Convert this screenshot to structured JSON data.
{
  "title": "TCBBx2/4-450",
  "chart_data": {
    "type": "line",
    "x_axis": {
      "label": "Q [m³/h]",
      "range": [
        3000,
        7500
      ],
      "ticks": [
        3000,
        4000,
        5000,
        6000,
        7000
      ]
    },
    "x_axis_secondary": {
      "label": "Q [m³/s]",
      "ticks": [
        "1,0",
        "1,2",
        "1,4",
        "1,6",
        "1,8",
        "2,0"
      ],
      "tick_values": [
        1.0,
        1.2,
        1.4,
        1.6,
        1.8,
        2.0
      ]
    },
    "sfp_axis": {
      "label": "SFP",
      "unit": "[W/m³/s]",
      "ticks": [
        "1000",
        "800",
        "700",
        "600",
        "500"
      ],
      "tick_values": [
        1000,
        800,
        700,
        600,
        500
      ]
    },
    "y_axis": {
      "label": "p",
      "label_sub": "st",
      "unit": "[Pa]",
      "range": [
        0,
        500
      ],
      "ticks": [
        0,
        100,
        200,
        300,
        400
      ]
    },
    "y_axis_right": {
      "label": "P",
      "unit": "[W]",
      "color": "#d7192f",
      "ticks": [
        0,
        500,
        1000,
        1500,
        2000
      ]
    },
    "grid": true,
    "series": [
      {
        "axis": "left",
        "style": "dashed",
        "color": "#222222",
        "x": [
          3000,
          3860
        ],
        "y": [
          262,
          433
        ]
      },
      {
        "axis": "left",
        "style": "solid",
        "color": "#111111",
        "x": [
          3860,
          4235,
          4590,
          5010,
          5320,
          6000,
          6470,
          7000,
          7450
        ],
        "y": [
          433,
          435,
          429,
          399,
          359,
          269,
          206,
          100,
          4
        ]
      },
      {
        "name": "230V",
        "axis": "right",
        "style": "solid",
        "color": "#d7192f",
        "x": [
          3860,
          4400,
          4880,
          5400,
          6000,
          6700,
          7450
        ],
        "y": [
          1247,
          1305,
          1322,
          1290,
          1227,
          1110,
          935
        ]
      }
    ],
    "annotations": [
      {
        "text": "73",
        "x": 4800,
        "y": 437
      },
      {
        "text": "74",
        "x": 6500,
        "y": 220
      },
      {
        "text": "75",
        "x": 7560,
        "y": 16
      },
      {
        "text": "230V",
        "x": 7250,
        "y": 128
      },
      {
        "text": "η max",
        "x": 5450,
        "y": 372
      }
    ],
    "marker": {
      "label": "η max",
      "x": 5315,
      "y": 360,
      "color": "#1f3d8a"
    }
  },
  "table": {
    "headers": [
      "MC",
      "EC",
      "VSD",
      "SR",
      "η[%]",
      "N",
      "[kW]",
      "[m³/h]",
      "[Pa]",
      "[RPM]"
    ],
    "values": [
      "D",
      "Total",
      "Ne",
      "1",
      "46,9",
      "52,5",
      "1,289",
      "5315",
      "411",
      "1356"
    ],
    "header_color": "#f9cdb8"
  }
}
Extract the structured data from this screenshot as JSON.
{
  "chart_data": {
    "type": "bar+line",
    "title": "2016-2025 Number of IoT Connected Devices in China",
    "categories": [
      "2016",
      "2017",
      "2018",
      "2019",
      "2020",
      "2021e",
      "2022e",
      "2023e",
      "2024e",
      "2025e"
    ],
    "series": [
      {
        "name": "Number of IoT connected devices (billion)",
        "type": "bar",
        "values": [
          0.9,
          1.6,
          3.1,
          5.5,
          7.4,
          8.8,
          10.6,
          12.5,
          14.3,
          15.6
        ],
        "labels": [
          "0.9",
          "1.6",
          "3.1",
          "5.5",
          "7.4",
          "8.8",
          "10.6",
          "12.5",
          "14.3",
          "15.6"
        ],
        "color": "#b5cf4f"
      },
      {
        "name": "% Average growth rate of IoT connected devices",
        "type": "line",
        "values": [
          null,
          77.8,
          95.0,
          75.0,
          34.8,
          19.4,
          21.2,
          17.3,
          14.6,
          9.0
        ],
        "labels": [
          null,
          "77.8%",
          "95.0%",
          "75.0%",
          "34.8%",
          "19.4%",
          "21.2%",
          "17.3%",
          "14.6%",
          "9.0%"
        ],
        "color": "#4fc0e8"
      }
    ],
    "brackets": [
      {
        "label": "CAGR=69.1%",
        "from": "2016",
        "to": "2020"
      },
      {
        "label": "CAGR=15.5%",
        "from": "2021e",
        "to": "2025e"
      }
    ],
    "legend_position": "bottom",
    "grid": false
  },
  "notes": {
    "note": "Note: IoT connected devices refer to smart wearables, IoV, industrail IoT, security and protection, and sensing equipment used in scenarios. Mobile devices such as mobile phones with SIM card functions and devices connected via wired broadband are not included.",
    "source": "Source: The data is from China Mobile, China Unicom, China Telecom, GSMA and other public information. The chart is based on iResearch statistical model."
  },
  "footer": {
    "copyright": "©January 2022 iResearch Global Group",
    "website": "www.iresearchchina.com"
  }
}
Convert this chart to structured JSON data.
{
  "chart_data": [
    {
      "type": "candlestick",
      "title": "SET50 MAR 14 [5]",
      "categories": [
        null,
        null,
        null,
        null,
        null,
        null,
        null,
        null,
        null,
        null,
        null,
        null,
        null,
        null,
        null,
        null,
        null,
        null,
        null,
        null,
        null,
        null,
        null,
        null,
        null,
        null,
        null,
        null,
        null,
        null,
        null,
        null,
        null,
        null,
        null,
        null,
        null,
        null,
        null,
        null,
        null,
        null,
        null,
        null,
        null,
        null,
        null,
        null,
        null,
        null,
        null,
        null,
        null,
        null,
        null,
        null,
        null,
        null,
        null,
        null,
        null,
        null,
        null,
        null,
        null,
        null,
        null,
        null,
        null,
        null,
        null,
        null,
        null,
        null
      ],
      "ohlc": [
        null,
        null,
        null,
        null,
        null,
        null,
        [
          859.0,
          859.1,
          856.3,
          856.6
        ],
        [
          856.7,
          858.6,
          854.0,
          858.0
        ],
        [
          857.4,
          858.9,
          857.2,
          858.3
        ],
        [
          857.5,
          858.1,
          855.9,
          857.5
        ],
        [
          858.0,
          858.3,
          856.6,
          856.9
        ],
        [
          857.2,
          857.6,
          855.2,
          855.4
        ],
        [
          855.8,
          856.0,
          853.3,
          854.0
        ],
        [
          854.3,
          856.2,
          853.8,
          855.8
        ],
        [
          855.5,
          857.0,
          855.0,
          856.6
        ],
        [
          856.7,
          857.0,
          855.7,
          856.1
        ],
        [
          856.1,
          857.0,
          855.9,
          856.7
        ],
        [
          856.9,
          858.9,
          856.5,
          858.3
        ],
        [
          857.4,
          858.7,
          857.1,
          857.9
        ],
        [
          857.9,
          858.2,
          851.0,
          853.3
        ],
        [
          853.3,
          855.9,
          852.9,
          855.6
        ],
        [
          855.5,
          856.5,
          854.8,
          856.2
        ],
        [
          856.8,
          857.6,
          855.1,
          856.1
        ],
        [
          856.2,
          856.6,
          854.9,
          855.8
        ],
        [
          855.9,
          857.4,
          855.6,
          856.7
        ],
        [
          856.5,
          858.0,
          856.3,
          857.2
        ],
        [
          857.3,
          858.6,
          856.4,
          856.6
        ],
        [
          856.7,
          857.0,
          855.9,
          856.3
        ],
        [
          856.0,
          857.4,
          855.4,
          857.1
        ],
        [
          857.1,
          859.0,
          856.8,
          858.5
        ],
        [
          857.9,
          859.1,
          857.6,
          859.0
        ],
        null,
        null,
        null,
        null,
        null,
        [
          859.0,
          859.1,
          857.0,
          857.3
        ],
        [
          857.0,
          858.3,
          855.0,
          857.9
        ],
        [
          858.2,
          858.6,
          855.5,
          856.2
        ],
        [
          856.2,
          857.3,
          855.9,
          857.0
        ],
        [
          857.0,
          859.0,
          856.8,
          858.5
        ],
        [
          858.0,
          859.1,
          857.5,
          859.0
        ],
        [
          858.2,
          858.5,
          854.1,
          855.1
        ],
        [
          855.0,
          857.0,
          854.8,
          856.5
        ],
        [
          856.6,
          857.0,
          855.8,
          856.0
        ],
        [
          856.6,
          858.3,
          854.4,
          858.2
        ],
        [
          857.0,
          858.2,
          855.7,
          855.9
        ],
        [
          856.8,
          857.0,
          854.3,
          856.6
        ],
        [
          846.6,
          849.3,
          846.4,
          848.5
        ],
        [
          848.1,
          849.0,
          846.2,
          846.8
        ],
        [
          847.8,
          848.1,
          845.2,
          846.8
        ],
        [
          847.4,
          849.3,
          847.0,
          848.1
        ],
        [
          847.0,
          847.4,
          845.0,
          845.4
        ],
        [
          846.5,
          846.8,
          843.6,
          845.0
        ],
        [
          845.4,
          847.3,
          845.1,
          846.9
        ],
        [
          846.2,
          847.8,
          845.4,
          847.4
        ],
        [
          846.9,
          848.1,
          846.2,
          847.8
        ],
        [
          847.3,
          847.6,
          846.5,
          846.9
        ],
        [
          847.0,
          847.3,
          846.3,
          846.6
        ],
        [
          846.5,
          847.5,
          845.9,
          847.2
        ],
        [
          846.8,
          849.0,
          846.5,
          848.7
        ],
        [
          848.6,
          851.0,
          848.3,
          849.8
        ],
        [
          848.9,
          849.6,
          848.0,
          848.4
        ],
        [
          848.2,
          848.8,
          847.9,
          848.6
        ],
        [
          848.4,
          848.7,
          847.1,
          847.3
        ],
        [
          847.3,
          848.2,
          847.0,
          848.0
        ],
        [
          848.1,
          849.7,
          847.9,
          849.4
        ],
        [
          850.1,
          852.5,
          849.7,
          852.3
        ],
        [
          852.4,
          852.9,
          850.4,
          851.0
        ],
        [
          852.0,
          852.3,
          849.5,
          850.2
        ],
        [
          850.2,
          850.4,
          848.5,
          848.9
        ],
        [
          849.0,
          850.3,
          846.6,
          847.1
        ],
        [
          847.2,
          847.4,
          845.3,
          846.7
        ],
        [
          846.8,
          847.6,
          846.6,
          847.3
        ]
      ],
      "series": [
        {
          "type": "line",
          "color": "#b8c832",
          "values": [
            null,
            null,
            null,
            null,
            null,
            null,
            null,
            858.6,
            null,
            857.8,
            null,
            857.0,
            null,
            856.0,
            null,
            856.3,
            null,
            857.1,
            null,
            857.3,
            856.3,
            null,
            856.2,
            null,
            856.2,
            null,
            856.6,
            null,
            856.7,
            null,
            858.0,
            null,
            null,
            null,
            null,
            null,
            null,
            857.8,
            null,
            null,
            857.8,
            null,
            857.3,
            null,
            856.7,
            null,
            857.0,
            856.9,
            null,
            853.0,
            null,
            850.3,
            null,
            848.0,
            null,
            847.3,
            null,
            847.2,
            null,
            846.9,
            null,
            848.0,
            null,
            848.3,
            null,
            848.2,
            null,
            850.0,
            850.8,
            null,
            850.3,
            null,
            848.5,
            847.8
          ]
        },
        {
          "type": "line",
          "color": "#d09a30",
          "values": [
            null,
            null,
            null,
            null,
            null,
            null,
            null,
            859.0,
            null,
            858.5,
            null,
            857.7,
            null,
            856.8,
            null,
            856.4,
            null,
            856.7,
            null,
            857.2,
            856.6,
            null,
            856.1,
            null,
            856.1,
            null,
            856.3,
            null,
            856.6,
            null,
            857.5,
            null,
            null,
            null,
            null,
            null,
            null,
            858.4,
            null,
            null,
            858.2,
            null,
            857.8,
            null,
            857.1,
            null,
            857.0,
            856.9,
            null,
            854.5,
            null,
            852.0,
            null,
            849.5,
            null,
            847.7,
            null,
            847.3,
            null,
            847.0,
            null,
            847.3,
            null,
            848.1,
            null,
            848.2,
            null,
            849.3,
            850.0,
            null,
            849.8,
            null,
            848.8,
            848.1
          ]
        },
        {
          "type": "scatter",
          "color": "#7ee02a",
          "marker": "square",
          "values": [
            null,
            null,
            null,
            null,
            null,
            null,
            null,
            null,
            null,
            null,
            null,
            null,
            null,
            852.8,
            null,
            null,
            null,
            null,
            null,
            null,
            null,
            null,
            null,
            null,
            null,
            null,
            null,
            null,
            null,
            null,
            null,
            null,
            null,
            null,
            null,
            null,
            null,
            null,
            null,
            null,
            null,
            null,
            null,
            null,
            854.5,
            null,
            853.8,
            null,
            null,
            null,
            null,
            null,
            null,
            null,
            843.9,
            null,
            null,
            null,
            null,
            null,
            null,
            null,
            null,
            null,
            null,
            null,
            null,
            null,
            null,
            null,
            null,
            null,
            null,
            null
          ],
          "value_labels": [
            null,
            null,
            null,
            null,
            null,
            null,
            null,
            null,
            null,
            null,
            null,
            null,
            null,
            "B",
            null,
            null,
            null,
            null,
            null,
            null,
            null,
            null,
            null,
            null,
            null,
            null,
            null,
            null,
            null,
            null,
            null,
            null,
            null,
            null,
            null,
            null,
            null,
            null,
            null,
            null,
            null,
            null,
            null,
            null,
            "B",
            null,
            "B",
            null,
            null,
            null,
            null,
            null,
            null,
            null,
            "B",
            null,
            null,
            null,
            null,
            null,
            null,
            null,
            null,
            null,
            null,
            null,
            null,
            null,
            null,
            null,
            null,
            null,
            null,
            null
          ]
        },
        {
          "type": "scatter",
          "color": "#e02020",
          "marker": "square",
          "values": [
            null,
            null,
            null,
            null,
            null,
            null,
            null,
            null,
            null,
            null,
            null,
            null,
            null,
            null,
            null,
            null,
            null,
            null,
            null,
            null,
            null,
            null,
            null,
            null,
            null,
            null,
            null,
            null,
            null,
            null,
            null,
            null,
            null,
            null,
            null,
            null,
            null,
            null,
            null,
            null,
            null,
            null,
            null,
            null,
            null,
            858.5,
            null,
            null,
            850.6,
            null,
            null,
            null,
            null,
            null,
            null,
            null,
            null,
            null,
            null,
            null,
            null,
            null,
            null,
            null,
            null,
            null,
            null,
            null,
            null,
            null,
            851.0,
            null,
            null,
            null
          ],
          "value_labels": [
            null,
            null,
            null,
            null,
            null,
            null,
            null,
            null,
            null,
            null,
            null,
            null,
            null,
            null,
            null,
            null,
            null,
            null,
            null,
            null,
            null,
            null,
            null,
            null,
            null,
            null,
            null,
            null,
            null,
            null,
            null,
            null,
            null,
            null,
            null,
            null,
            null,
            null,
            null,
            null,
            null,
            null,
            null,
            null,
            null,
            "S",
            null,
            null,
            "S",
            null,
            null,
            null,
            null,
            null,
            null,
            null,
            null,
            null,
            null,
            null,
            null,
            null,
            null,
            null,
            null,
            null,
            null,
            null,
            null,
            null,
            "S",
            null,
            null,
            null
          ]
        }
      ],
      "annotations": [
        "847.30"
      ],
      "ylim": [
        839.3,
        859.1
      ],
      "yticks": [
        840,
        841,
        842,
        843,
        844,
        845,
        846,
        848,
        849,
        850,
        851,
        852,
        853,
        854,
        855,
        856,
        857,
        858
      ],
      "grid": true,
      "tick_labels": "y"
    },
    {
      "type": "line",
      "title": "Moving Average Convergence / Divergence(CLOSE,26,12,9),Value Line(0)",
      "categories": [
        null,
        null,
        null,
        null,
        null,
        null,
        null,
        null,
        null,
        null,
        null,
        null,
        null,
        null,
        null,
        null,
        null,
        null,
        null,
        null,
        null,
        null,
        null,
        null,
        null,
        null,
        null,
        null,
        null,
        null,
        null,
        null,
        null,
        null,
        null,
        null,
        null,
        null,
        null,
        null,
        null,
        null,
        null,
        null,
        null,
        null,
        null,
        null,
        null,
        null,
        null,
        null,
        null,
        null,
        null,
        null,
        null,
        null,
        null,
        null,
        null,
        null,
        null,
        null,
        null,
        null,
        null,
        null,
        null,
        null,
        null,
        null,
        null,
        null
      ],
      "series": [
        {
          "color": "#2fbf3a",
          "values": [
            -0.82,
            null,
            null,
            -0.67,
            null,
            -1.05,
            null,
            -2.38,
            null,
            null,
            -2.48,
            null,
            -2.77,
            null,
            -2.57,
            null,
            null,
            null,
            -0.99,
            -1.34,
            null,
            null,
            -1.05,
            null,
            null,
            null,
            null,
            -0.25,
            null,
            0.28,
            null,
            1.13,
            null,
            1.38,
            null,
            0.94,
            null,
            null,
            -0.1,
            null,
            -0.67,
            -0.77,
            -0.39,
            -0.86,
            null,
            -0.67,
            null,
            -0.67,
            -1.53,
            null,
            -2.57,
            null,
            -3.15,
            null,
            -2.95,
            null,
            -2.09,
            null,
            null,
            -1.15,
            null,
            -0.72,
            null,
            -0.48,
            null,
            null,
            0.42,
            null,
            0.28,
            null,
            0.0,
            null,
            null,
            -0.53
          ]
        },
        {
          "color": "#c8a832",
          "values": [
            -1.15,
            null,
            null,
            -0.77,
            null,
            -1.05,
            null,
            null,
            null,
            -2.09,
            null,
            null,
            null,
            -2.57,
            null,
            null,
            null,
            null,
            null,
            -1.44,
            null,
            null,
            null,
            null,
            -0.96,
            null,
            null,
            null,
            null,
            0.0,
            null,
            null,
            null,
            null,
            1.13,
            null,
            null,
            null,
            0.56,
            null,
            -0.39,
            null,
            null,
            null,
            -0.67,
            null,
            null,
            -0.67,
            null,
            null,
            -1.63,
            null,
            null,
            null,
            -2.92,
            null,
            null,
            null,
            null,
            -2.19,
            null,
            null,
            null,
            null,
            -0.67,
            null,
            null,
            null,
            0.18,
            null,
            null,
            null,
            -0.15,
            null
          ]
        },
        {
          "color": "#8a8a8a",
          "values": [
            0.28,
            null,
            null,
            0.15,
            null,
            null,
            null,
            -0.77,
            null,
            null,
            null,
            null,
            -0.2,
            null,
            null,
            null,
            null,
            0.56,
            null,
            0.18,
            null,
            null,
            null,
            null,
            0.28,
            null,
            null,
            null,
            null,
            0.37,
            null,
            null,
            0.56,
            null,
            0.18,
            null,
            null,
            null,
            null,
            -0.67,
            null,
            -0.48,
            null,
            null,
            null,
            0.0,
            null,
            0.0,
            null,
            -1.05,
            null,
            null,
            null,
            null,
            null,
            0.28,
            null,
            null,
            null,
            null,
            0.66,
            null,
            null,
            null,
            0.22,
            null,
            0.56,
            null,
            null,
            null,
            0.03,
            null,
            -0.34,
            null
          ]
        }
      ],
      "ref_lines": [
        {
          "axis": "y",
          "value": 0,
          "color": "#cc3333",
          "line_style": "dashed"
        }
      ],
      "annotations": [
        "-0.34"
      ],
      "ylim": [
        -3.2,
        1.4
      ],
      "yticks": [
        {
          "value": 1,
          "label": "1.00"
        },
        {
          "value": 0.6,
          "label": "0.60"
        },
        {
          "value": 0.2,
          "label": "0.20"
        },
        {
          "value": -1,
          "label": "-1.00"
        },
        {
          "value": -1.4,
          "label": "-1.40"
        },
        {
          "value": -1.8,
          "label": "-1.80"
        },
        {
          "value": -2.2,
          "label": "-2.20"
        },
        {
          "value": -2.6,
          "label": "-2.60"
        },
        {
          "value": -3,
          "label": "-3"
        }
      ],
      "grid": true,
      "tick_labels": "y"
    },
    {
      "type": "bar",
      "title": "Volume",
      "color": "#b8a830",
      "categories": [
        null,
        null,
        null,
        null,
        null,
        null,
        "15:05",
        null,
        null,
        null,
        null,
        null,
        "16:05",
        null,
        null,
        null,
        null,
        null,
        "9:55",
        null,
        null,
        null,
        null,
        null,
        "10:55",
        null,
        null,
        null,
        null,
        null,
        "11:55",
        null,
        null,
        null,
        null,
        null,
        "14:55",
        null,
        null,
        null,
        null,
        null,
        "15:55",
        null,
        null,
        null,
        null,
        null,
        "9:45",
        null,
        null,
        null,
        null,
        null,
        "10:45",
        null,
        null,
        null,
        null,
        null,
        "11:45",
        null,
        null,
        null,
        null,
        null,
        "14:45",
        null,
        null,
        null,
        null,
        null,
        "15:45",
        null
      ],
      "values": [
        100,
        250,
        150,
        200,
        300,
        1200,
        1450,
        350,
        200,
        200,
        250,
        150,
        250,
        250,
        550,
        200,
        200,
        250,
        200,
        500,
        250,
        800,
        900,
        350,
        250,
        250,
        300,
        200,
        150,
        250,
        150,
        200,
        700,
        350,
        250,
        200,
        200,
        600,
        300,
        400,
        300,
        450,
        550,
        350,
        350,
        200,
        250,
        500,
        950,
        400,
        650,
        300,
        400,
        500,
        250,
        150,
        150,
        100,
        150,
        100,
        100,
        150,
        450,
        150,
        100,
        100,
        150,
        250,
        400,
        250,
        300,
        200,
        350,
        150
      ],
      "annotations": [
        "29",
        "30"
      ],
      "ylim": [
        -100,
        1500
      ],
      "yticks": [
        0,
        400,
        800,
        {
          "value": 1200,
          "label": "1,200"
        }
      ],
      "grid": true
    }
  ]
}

——

■ Exercise ■
Find and copy each line above that includes the string "Convert".

■ Task result ■
Convert this screenshot to structured JSON data.
Convert this chart to structured JSON data.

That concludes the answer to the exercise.